• **Problem description**
Transcribe the records exactly. Pictures do not belong in the transcription.

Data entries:
§

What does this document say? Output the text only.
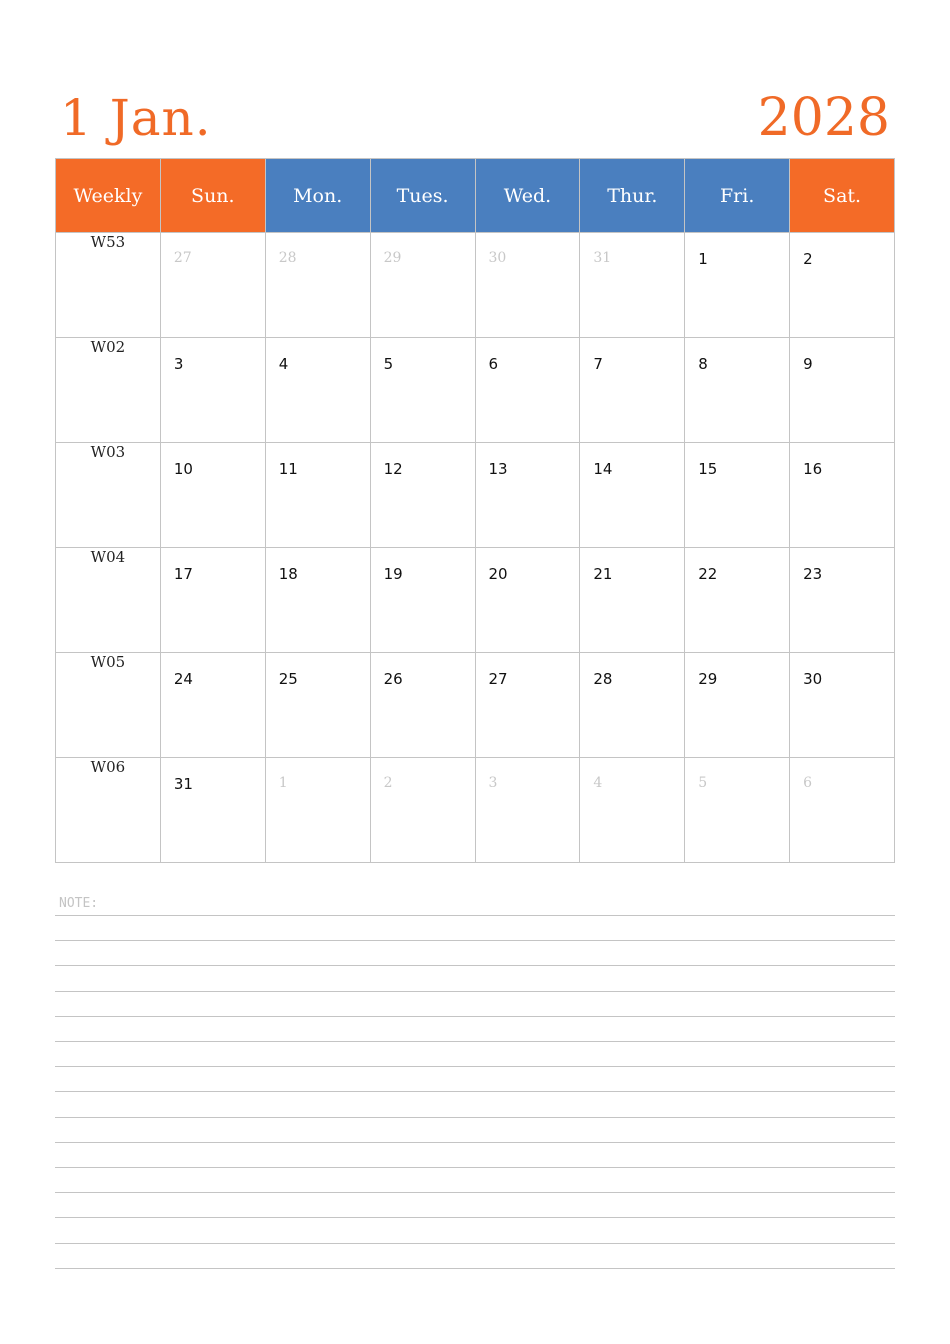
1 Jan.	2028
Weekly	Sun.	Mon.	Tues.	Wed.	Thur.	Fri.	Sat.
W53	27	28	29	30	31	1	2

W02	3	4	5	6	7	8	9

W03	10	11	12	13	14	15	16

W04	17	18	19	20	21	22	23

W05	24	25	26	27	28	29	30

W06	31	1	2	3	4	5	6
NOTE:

§

• **Problem solution**
What does this document say? Output the text only.
1 Jan.	2028
Weekly	Sun.	Mon.	Tues.	Wed.	Thur.	Fri.	Sat.
W53	27	28	29	30	31	1	2

W02	3	4	5	6	7	8	9

W03	10	11	12	13	14	15	16

W04	17	18	19	20	21	22	23

W05	24	25	26	27	28	29	30

W06	31	1	2	3	4	5	6
NOTE:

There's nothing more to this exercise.